Exercise —
Can you convert the items from the line with "Localize all elements." up to and including the line with "nav-settings[interactable]: Settings bbox=[366, 570, 409, 584]" into a two-column CSV headed input and output, with one row per item? Put the item's text under input and its answer under output, each in a single quoted field with line breaks replaced by spaces.

Material supplied —
— start —

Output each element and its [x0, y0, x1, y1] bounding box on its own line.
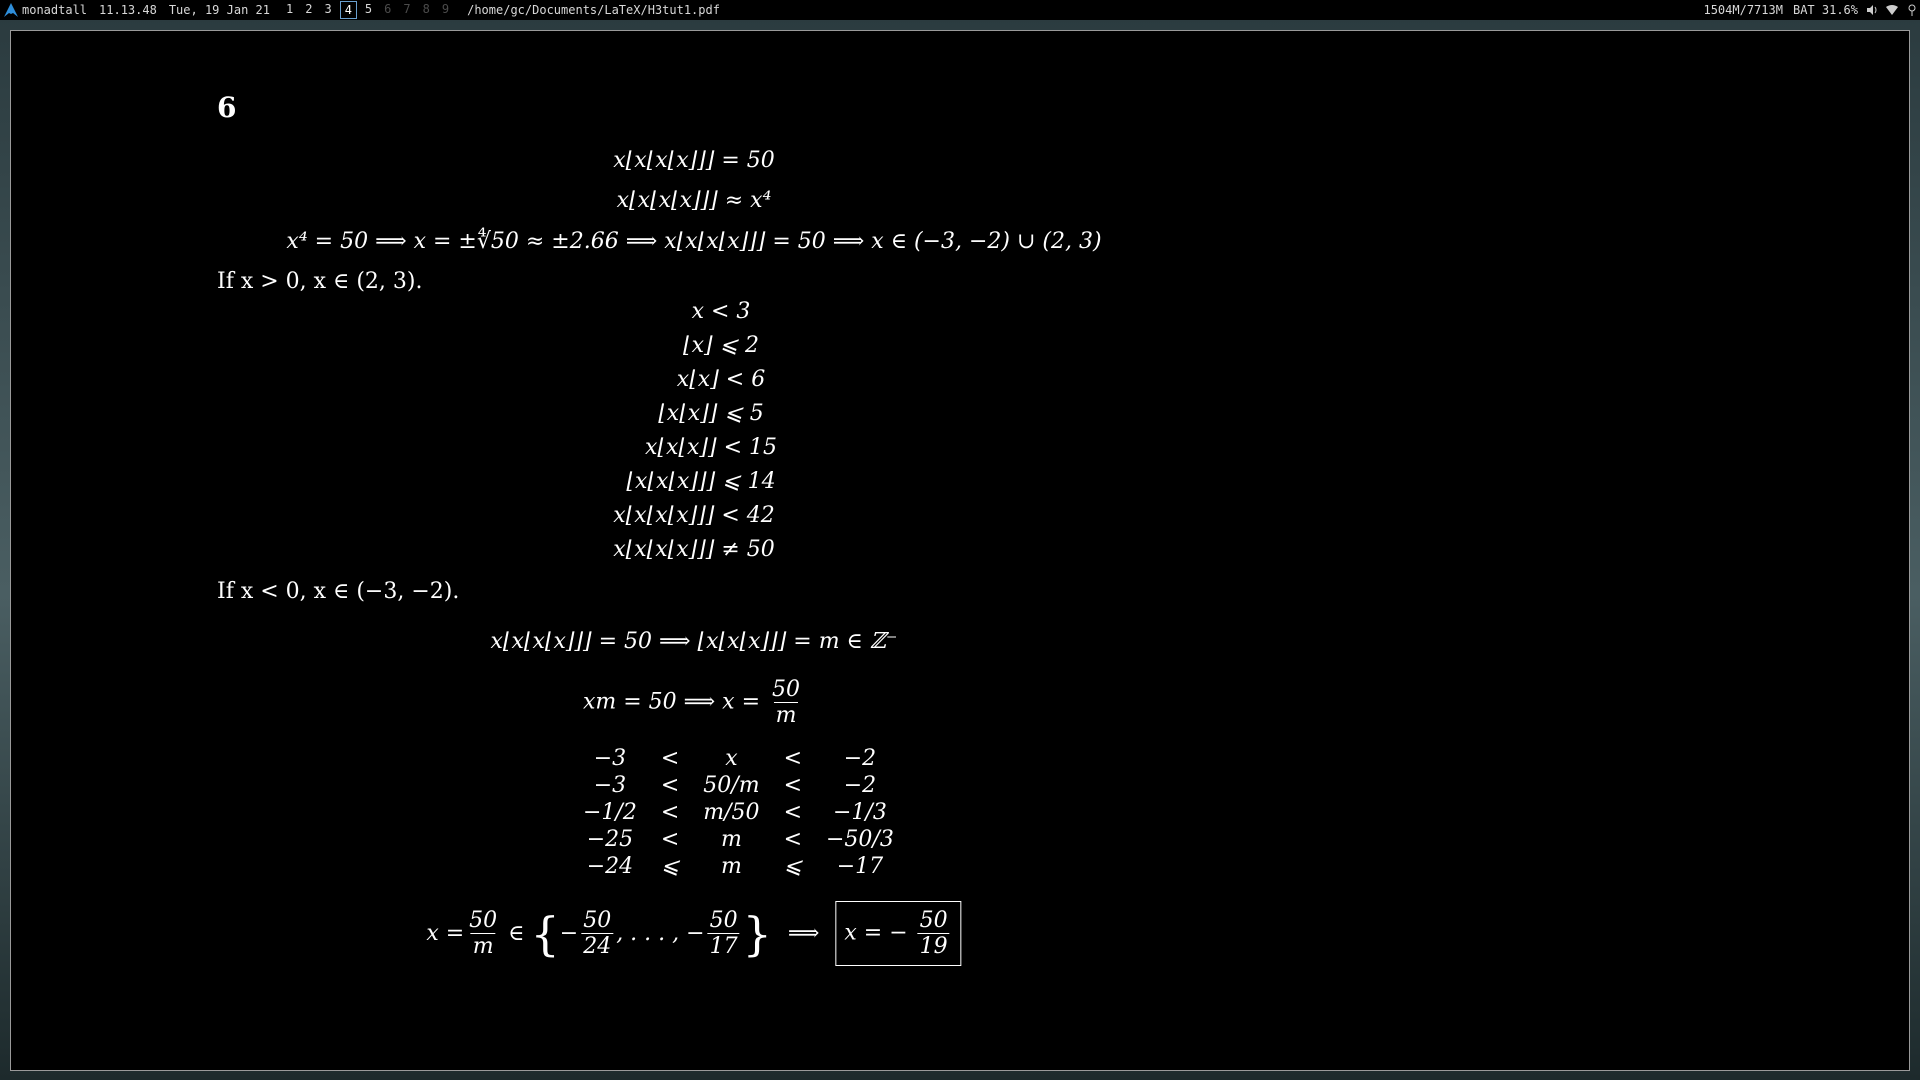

— end —
— start —

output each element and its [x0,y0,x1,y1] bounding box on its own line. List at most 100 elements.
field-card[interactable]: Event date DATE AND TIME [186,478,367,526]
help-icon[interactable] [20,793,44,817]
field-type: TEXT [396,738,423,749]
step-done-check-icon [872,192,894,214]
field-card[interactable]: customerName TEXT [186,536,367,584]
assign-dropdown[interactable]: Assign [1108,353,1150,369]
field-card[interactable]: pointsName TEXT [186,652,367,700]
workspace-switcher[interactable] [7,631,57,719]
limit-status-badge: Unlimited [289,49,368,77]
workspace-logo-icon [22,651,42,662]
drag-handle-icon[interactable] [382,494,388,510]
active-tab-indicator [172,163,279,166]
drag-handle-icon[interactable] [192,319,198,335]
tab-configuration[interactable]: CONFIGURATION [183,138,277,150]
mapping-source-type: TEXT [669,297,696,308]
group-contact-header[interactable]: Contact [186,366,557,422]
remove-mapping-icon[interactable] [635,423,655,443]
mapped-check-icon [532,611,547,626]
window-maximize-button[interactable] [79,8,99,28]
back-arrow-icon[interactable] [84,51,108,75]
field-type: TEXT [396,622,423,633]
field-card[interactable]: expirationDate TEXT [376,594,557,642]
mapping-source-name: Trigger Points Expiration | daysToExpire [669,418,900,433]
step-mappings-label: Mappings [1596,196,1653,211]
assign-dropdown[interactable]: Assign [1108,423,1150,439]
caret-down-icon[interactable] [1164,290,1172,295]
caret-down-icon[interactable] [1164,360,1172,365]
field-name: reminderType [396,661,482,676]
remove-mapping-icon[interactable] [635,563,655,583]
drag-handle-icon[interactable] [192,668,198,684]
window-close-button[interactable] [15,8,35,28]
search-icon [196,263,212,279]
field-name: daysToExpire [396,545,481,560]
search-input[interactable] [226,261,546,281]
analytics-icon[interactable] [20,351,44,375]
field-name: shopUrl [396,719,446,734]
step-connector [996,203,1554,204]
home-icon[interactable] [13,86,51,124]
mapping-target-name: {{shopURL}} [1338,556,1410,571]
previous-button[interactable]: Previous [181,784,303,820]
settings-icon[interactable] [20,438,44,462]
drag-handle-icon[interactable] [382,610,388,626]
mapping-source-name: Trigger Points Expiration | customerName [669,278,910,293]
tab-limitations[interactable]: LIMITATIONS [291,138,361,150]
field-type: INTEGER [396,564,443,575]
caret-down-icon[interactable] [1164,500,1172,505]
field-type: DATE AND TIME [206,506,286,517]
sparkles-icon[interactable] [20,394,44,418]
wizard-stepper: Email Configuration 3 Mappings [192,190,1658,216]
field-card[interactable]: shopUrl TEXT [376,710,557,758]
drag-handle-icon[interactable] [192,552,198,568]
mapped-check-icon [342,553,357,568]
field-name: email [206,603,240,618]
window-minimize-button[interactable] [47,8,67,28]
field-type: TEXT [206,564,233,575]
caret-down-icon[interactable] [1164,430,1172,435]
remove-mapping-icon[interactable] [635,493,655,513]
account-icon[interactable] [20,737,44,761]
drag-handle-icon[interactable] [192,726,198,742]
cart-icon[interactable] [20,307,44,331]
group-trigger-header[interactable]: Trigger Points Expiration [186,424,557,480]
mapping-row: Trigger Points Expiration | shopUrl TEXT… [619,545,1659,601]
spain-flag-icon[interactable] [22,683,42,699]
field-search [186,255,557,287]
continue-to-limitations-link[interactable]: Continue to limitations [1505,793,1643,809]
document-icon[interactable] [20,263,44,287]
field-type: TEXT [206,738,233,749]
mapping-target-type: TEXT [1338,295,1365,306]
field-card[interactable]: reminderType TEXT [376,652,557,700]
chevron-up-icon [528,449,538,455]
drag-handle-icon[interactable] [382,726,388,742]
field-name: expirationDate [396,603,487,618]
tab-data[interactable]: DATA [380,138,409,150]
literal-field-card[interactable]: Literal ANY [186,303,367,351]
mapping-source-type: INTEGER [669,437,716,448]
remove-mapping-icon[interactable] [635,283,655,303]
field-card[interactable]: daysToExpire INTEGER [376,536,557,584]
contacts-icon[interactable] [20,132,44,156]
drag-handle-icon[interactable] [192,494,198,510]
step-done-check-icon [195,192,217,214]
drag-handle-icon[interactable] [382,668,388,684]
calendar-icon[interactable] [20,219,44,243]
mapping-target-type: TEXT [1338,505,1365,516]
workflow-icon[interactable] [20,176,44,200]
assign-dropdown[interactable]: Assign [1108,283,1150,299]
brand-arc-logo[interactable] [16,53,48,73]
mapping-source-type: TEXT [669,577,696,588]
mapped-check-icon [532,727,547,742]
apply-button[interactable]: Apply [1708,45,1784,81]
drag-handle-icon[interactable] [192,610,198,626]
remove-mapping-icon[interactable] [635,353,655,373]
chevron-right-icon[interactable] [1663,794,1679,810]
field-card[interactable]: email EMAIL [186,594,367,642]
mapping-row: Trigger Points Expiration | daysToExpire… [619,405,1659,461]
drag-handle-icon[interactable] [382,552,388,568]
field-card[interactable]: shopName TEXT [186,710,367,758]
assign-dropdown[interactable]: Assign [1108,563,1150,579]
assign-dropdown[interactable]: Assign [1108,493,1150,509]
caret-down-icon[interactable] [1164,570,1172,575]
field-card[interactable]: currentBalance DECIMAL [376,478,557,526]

— end —
— start —

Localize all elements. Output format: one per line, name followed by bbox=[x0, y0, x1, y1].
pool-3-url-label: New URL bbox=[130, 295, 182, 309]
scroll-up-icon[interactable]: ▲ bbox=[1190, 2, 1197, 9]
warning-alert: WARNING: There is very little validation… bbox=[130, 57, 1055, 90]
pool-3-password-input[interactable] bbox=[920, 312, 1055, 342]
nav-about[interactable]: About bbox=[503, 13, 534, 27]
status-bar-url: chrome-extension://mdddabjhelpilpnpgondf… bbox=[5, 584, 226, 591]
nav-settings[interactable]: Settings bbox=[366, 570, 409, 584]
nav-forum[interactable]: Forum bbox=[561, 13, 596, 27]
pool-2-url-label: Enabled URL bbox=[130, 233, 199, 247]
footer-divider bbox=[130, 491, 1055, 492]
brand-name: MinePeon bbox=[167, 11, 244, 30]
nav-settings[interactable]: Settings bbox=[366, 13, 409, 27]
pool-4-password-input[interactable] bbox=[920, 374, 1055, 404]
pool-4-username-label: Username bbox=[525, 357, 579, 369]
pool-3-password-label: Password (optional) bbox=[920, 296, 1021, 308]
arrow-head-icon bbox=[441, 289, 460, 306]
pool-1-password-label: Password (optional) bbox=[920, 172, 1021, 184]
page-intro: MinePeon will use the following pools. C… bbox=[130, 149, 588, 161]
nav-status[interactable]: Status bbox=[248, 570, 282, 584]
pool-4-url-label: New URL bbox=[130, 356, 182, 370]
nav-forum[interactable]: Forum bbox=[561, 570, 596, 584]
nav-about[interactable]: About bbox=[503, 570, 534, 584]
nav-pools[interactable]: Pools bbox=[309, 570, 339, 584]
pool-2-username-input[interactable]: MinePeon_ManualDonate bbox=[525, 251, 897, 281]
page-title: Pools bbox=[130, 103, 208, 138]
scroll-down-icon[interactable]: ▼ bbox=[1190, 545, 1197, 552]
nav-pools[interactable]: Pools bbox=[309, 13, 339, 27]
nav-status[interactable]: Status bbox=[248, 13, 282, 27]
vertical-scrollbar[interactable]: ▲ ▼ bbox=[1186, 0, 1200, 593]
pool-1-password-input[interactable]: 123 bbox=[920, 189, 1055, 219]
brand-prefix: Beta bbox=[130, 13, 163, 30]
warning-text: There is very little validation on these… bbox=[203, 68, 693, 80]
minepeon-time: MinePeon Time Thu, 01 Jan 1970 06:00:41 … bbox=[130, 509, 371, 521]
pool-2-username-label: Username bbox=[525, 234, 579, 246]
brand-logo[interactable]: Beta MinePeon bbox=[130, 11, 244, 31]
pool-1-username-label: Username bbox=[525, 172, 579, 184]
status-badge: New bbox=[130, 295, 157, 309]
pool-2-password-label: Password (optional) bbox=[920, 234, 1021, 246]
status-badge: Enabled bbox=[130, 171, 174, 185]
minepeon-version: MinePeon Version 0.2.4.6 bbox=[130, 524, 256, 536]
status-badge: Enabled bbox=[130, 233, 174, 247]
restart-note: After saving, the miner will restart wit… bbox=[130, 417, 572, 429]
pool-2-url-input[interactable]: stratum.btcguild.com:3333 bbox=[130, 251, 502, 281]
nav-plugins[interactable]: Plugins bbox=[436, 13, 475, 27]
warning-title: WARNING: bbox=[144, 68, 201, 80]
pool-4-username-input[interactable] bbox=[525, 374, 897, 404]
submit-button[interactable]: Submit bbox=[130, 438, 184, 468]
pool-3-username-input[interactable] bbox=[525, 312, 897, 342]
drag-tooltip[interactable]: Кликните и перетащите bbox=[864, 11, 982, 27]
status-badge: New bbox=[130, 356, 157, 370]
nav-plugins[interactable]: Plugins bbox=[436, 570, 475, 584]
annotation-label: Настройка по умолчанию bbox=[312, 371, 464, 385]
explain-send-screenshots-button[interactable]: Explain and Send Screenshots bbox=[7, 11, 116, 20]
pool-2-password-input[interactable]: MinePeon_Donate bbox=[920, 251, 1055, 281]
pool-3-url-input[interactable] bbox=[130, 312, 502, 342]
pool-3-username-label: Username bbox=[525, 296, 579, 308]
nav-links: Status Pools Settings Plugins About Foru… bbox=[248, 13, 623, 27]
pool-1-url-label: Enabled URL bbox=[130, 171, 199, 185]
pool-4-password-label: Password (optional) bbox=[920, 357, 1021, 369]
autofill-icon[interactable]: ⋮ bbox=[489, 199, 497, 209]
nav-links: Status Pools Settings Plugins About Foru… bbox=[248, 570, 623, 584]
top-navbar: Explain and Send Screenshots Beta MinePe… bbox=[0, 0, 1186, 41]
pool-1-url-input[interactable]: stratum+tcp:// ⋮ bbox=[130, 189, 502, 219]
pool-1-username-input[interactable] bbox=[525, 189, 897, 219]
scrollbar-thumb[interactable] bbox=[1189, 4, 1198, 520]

— end —

Problem solution —
input,output
"Localize all elements. Output format: one per line, name followed by bbox=[x0, y0, x1, y1].","pool-3-url-label: New URL bbox=[130, 295, 182, 309] scroll-up-icon[interactable]: ▲ bbox=[1190, 2, 1197, 9] warning-alert: WARNING: There is very little validation… bbox=[130, 57, 1055, 90] pool-3-password-input[interactable] bbox=[920, 312, 1055, 342] nav-about[interactable]: About bbox=[503, 13, 534, 27] status-bar-url: chrome-extension://mdddabjhelpilpnpgondf… bbox=[5, 584, 226, 591] nav-settings[interactable]: Settings bbox=[366, 570, 409, 584]"